**Given task:**
Reproduce the data exactly and drop any pictures it holds.

* start Record set *

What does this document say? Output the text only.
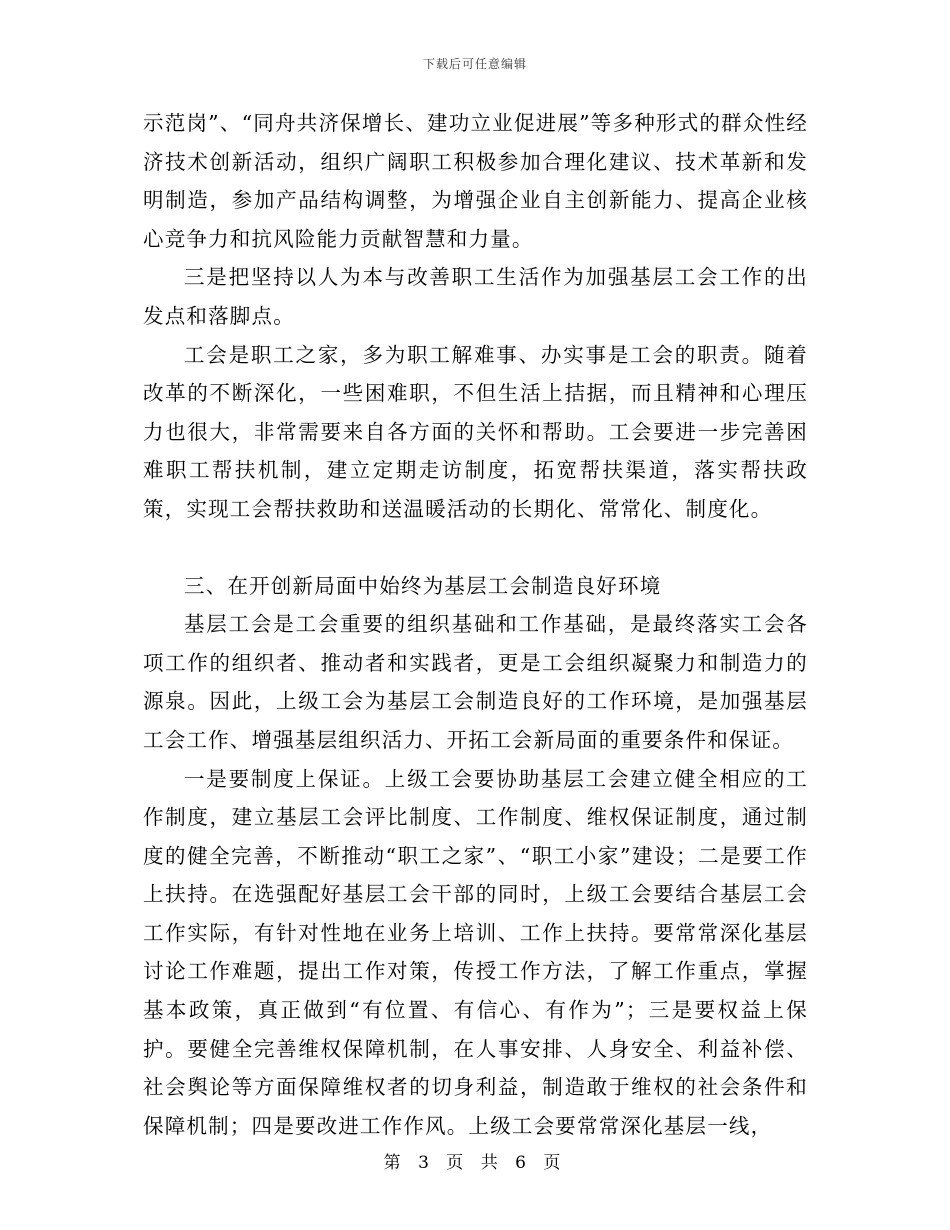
下载后可任意编辑

示范岗”、“同舟共济保增长、建功立业促进展”等多种形式的群众性经济技术创新活动，组织广阔职工积极参加合理化建议、技术革新和发明制造，参加产品结构调整，为增强企业自主创新能力、提高企业核心竞争力和抗风险能力贡献智慧和力量。

三是把坚持以人为本与改善职工生活作为加强基层工会工作的出发点和落脚点。

工会是职工之家，多为职工解难事、办实事是工会的职责。随着改革的不断深化，一些困难职，不但生活上拮据，而且精神和心理压力也很大，非常需要来自各方面的关怀和帮助。工会要进一步完善困难职工帮扶机制，建立定期走访制度，拓宽帮扶渠道，落实帮扶政策，实现工会帮扶救助和送温暖活动的长期化、常常化、制度化。

三、在开创新局面中始终为基层工会制造良好环境

基层工会是工会重要的组织基础和工作基础，是最终落实工会各项工作的组织者、推动者和实践者，更是工会组织凝聚力和制造力的源泉。因此，上级工会为基层工会制造良好的工作环境，是加强基层工会工作、增强基层组织活力、开拓工会新局面的重要条件和保证。

一是要制度上保证。上级工会要协助基层工会建立健全相应的工作制度，建立基层工会评比制度、工作制度、维权保证制度，通过制度的健全完善，不断推动“职工之家”、“职工小家”建设；二是要工作上扶持。在选强配好基层工会干部的同时，上级工会要结合基层工会工作实际，有针对性地在业务上培训、工作上扶持。要常常深化基层讨论工作难题，提出工作对策，传授工作方法，了解工作重点，掌握基本政策，真正做到“有位置、有信心、有作为”；三是要权益上保护。要健全完善维权保障机制，在人事安排、人身安全、利益补偿、社会舆论等方面保障维权者的切身利益，制造敢于维权的社会条件和保障机制；四是要改进工作作风。上级工会要常常深化基层一线，

第 3 页 共 6 页
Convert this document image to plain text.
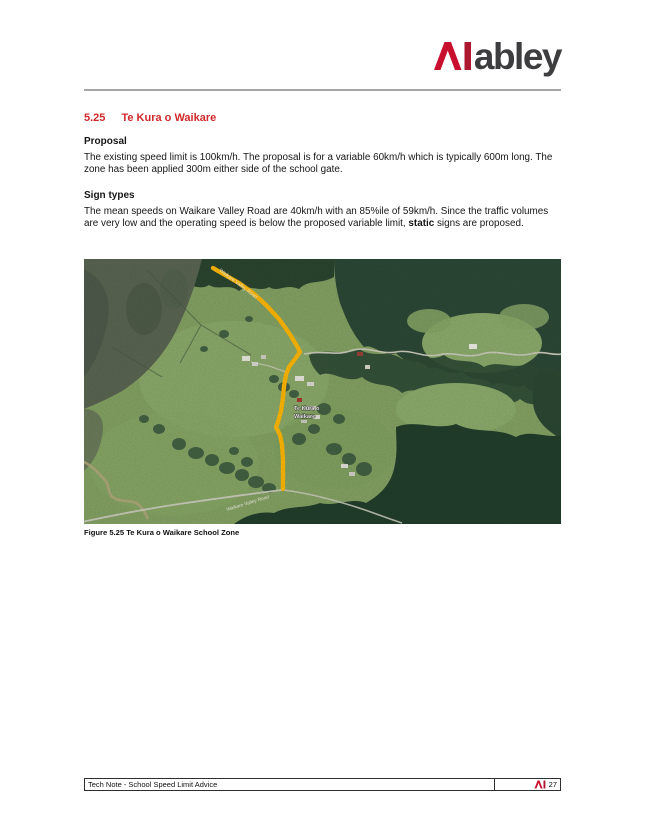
abley
5.25 Te Kura o Waikare
Proposal
The existing speed limit is 100km/h. The proposal is for a variable 60km/h which is typically 600m long. The zone has been applied 300m either side of the school gate.
Sign types
The mean speeds on Waikare Valley Road are 40km/h with an 85%ile of 59km/h. Since the traffic volumes are very low and the operating speed is below the proposed variable limit, static signs are proposed.
Figure 5.25 Te Kura o Waikare School Zone
Tech Note - School Speed Limit Advice	27
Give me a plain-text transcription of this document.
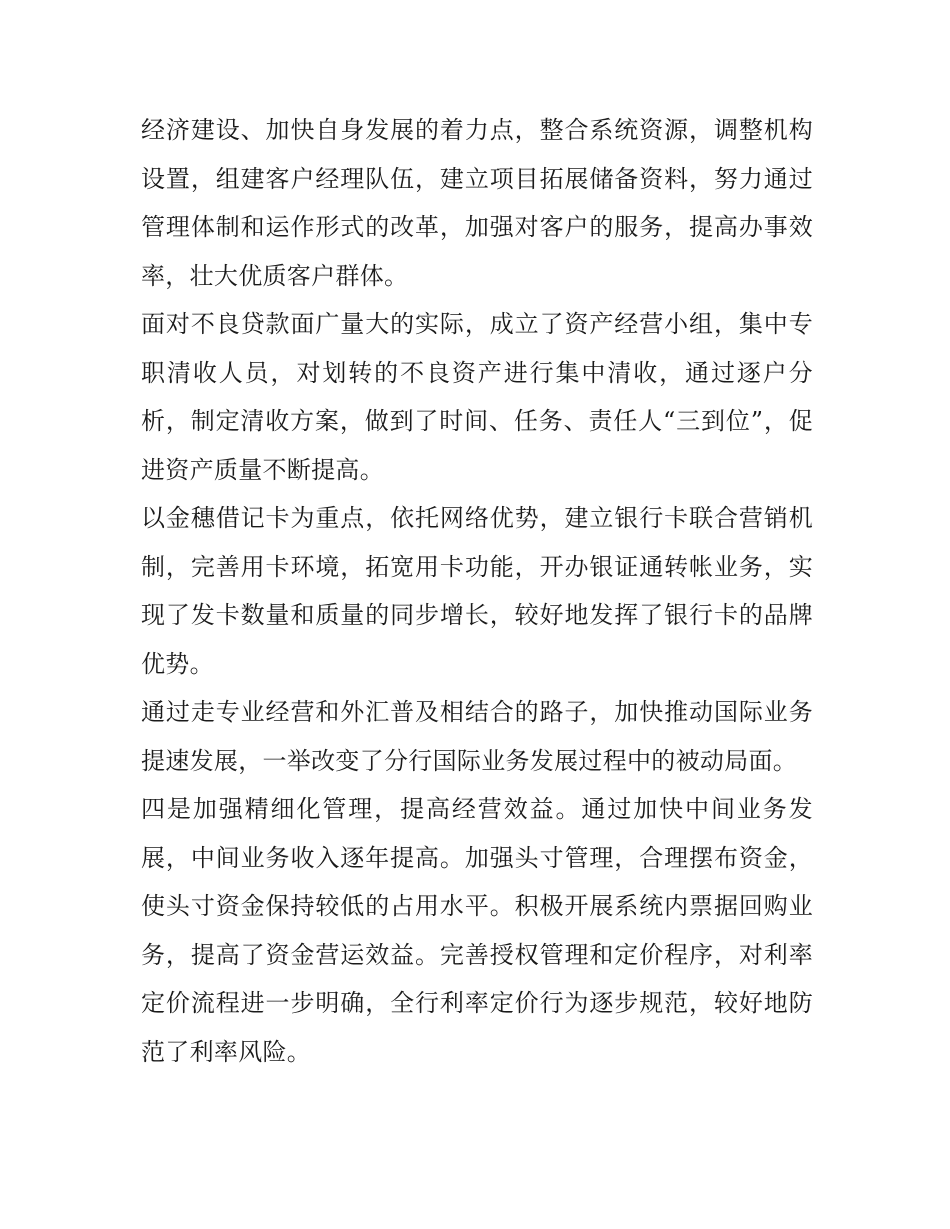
经济建设、加快自身发展的着力点，整合系统资源，调整机构设置，组建客户经理队伍，建立项目拓展储备资料，努力通过管理体制和运作形式的改革，加强对客户的服务，提高办事效率，壮大优质客户群体。

面对不良贷款面广量大的实际，成立了资产经营小组，集中专职清收人员，对划转的不良资产进行集中清收，通过逐户分析，制定清收方案，做到了时间、任务、责任人“三到位”，促进资产质量不断提高。

以金穗借记卡为重点，依托网络优势，建立银行卡联合营销机制，完善用卡环境，拓宽用卡功能，开办银证通转帐业务，实现了发卡数量和质量的同步增长，较好地发挥了银行卡的品牌优势。

通过走专业经营和外汇普及相结合的路子，加快推动国际业务提速发展，一举改变了分行国际业务发展过程中的被动局面。

四是加强精细化管理，提高经营效益。通过加快中间业务发展，中间业务收入逐年提高。加强头寸管理，合理摆布资金，使头寸资金保持较低的占用水平。积极开展系统内票据回购业务，提高了资金营运效益。完善授权管理和定价程序，对利率定价流程进一步明确，全行利率定价行为逐步规范，较好地防范了利率风险。
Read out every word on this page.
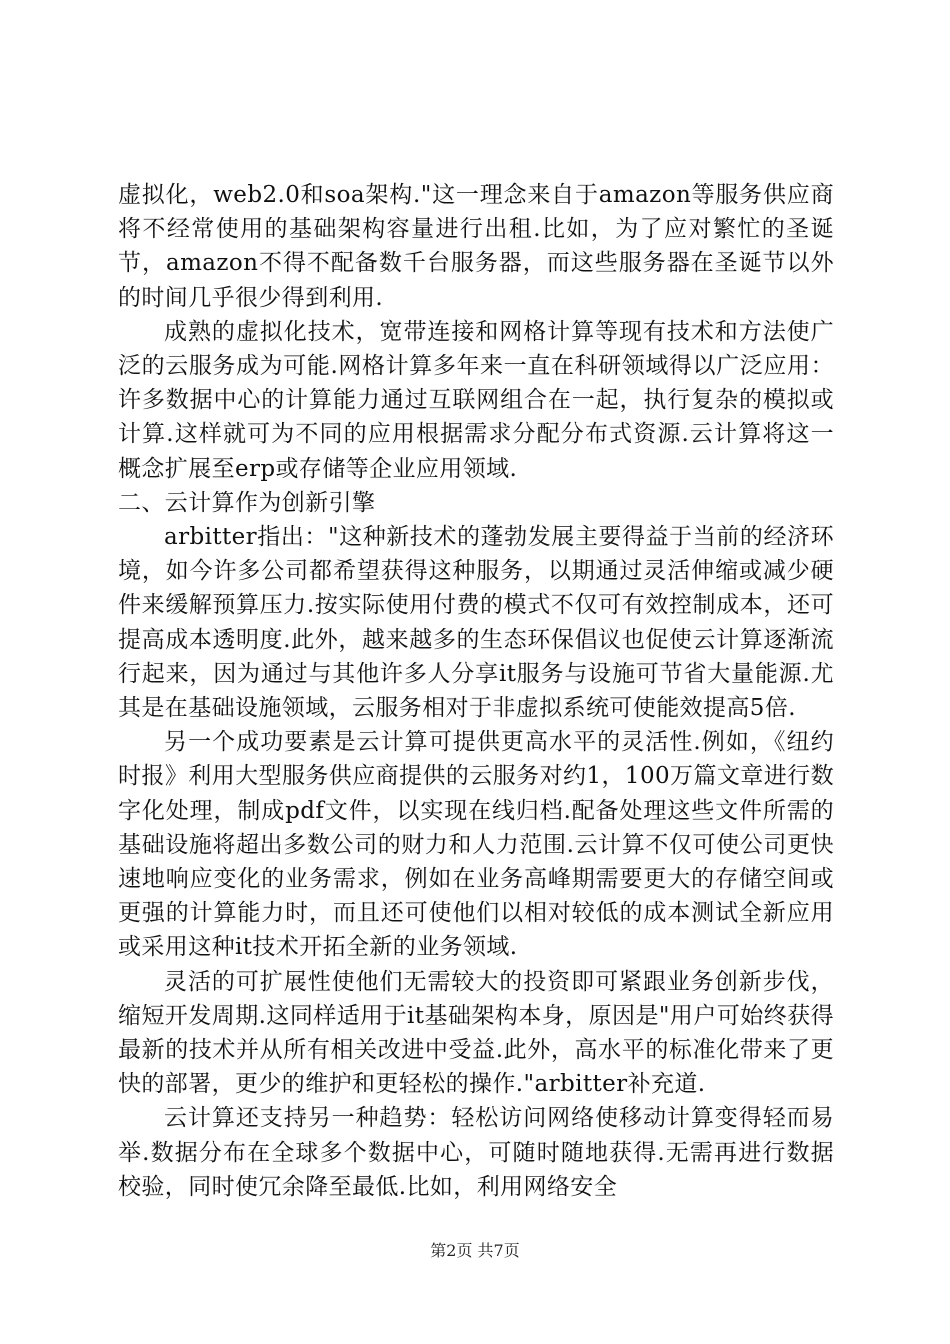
虚拟化，web2.0和soa架构."这一理念来自于amazon等服务供应商将不经常使用的基础架构容量进行出租.比如，为了应对繁忙的圣诞节，amazon不得不配备数千台服务器，而这些服务器在圣诞节以外的时间几乎很少得到利用.

成熟的虚拟化技术，宽带连接和网格计算等现有技术和方法使广泛的云服务成为可能.网格计算多年来一直在科研领域得以广泛应用：许多数据中心的计算能力通过互联网组合在一起，执行复杂的模拟或计算.这样就可为不同的应用根据需求分配分布式资源.云计算将这一概念扩展至erp或存储等企业应用领域.

二、云计算作为创新引擎

arbitter指出："这种新技术的蓬勃发展主要得益于当前的经济环境，如今许多公司都希望获得这种服务，以期通过灵活伸缩或减少硬件来缓解预算压力.按实际使用付费的模式不仅可有效控制成本，还可提高成本透明度.此外，越来越多的生态环保倡议也促使云计算逐渐流行起来，因为通过与其他许多人分享it服务与设施可节省大量能源.尤其是在基础设施领域，云服务相对于非虚拟系统可使能效提高5倍.

另一个成功要素是云计算可提供更高水平的灵活性.例如，《纽约时报》利用大型服务供应商提供的云服务对约1，100万篇文章进行数字化处理，制成pdf文件，以实现在线归档.配备处理这些文件所需的基础设施将超出多数公司的财力和人力范围.云计算不仅可使公司更快速地响应变化的业务需求，例如在业务高峰期需要更大的存储空间或更强的计算能力时，而且还可使他们以相对较低的成本测试全新应用或采用这种it技术开拓全新的业务领域.

灵活的可扩展性使他们无需较大的投资即可紧跟业务创新步伐，缩短开发周期.这同样适用于it基础架构本身，原因是"用户可始终获得最新的技术并从所有相关改进中受益.此外，高水平的标准化带来了更快的部署，更少的维护和更轻松的操作."arbitter补充道.

云计算还支持另一种趋势：轻松访问网络使移动计算变得轻而易举.数据分布在全球多个数据中心，可随时随地获得.无需再进行数据校验，同时使冗余降至最低.比如，利用网络安全

第2页 共7页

* end Record set *

**Worked answer:**
What does this document say? Output the text only.
下载后可任意编辑

示范岗”、“同舟共济保增长、建功立业促进展”等多种形式的群众性经济技术创新活动，组织广阔职工积极参加合理化建议、技术革新和发明制造，参加产品结构调整，为增强企业自主创新能力、提高企业核心竞争力和抗风险能力贡献智慧和力量。

三是把坚持以人为本与改善职工生活作为加强基层工会工作的出发点和落脚点。

工会是职工之家，多为职工解难事、办实事是工会的职责。随着改革的不断深化，一些困难职，不但生活上拮据，而且精神和心理压力也很大，非常需要来自各方面的关怀和帮助。工会要进一步完善困难职工帮扶机制，建立定期走访制度，拓宽帮扶渠道，落实帮扶政策，实现工会帮扶救助和送温暖活动的长期化、常常化、制度化。

三、在开创新局面中始终为基层工会制造良好环境

基层工会是工会重要的组织基础和工作基础，是最终落实工会各项工作的组织者、推动者和实践者，更是工会组织凝聚力和制造力的源泉。因此，上级工会为基层工会制造良好的工作环境，是加强基层工会工作、增强基层组织活力、开拓工会新局面的重要条件和保证。

一是要制度上保证。上级工会要协助基层工会建立健全相应的工作制度，建立基层工会评比制度、工作制度、维权保证制度，通过制度的健全完善，不断推动“职工之家”、“职工小家”建设；二是要工作上扶持。在选强配好基层工会干部的同时，上级工会要结合基层工会工作实际，有针对性地在业务上培训、工作上扶持。要常常深化基层讨论工作难题，提出工作对策，传授工作方法，了解工作重点，掌握基本政策，真正做到“有位置、有信心、有作为”；三是要权益上保护。要健全完善维权保障机制，在人事安排、人身安全、利益补偿、社会舆论等方面保障维权者的切身利益，制造敢于维权的社会条件和保障机制；四是要改进工作作风。上级工会要常常深化基层一线，

第 3 页 共 6 页
Convert this document image to plain text.
abley
5.25 Te Kura o Waikare
Proposal
The existing speed limit is 100km/h. The proposal is for a variable 60km/h which is typically 600m long. The zone has been applied 300m either side of the school gate.
Sign types
The mean speeds on Waikare Valley Road are 40km/h with an 85%ile of 59km/h. Since the traffic volumes are very low and the operating speed is below the proposed variable limit, static signs are proposed.
Figure 5.25 Te Kura o Waikare School Zone
Tech Note - School Speed Limit Advice	27
Give me a plain-text transcription of this document.
经济建设、加快自身发展的着力点，整合系统资源，调整机构设置，组建客户经理队伍，建立项目拓展储备资料，努力通过管理体制和运作形式的改革，加强对客户的服务，提高办事效率，壮大优质客户群体。

面对不良贷款面广量大的实际，成立了资产经营小组，集中专职清收人员，对划转的不良资产进行集中清收，通过逐户分析，制定清收方案，做到了时间、任务、责任人“三到位”，促进资产质量不断提高。

以金穗借记卡为重点，依托网络优势，建立银行卡联合营销机制，完善用卡环境，拓宽用卡功能，开办银证通转帐业务，实现了发卡数量和质量的同步增长，较好地发挥了银行卡的品牌优势。

通过走专业经营和外汇普及相结合的路子，加快推动国际业务提速发展，一举改变了分行国际业务发展过程中的被动局面。

四是加强精细化管理，提高经营效益。通过加快中间业务发展，中间业务收入逐年提高。加强头寸管理，合理摆布资金，使头寸资金保持较低的占用水平。积极开展系统内票据回购业务，提高了资金营运效益。完善授权管理和定价程序，对利率定价流程进一步明确，全行利率定价行为逐步规范，较好地防范了利率风险。
Read out every word on this page.
虚拟化，web2.0和soa架构."这一理念来自于amazon等服务供应商将不经常使用的基础架构容量进行出租.比如，为了应对繁忙的圣诞节，amazon不得不配备数千台服务器，而这些服务器在圣诞节以外的时间几乎很少得到利用.

成熟的虚拟化技术，宽带连接和网格计算等现有技术和方法使广泛的云服务成为可能.网格计算多年来一直在科研领域得以广泛应用：许多数据中心的计算能力通过互联网组合在一起，执行复杂的模拟或计算.这样就可为不同的应用根据需求分配分布式资源.云计算将这一概念扩展至erp或存储等企业应用领域.

二、云计算作为创新引擎

arbitter指出："这种新技术的蓬勃发展主要得益于当前的经济环境，如今许多公司都希望获得这种服务，以期通过灵活伸缩或减少硬件来缓解预算压力.按实际使用付费的模式不仅可有效控制成本，还可提高成本透明度.此外，越来越多的生态环保倡议也促使云计算逐渐流行起来，因为通过与其他许多人分享it服务与设施可节省大量能源.尤其是在基础设施领域，云服务相对于非虚拟系统可使能效提高5倍.

另一个成功要素是云计算可提供更高水平的灵活性.例如，《纽约时报》利用大型服务供应商提供的云服务对约1，100万篇文章进行数字化处理，制成pdf文件，以实现在线归档.配备处理这些文件所需的基础设施将超出多数公司的财力和人力范围.云计算不仅可使公司更快速地响应变化的业务需求，例如在业务高峰期需要更大的存储空间或更强的计算能力时，而且还可使他们以相对较低的成本测试全新应用或采用这种it技术开拓全新的业务领域.

灵活的可扩展性使他们无需较大的投资即可紧跟业务创新步伐，缩短开发周期.这同样适用于it基础架构本身，原因是"用户可始终获得最新的技术并从所有相关改进中受益.此外，高水平的标准化带来了更快的部署，更少的维护和更轻松的操作."arbitter补充道.

云计算还支持另一种趋势：轻松访问网络使移动计算变得轻而易举.数据分布在全球多个数据中心，可随时随地获得.无需再进行数据校验，同时使冗余降至最低.比如，利用网络安全

第2页 共7页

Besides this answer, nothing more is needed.